Letters Lexical mallabarisms
Thursday, 31 October 2002, 16:16
Subject: Office 11 won't work with any old Windows

Hi Paul.

Something you didn't touch on in your article but which is, I think, worth considering...

While the move is likely to force Windows 95/98/Me users to upgrade, I'll bet you a beer it will also prevent CodeWeavers CrossOver users from running Office 11 under Linux. And this is likely, in my opinion, Microsoft's true agenda.

God forbid anyone daring to run Microsoft's software on a non-Microsoft Operating System, after all...

Best regards.
Chris Halsall

Subject: Office 11 won't work with any old Windows

"We understand that this decision won't be popular among all of our customers, but it allows us to create a better and more stable product."

That, from a company whose favorite marketing phrase is, "Our customers tell us..."

The tactic of limiting Office 11 sales may well be the "end of Microsoft" as a dominant force.

I do not understand why Microsoft didn't simply change file formats between Office 97, 2000, and XP. That, more than anything, would force people to upgrade due to peer pressure. That gave time to alternative developers -- AbiWord, OpenOffice, etc -- to refine their products to the point where Office again has competition.

(I have both Word and OpenOffice on my computes; my kids prefer OpenOffice.)

Regards,
Ralph Grabowski
www.upfrontezine.com

Subject: Office 11 won't work with any old Windows

For Microsoft, insecure means "user may run unregistered copies of our software", not, as would be expected, "not safe user operation".

**Input data:**
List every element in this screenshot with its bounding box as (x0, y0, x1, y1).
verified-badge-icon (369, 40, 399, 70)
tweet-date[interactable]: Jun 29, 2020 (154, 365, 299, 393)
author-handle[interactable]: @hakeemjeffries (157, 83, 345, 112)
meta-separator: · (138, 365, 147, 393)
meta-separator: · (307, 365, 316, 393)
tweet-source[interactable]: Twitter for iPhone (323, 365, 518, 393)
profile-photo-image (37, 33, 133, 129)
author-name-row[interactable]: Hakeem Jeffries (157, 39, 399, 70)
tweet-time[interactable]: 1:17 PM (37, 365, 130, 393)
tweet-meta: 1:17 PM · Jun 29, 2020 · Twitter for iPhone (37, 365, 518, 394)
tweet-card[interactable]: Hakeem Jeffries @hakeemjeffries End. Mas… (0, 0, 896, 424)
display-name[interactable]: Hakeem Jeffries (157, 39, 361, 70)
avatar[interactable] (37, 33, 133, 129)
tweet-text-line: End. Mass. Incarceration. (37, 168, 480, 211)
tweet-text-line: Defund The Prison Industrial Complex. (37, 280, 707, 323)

**Parts of the exercise:**
1. In the letters about Office 11, which program do Ralph Grabowski's kids prefer?
2. The second of the letters about Office 11 quotes a statement from Microsoft. Using that quote, explain why Microsoft says it made a decision it expects some customers to dislike.

**Answers to the exercises:**
1. OpenOffice.

2. Microsoft says the decision allows it to create a better and more stable product. It admits the decision won't be popular with all of its customers.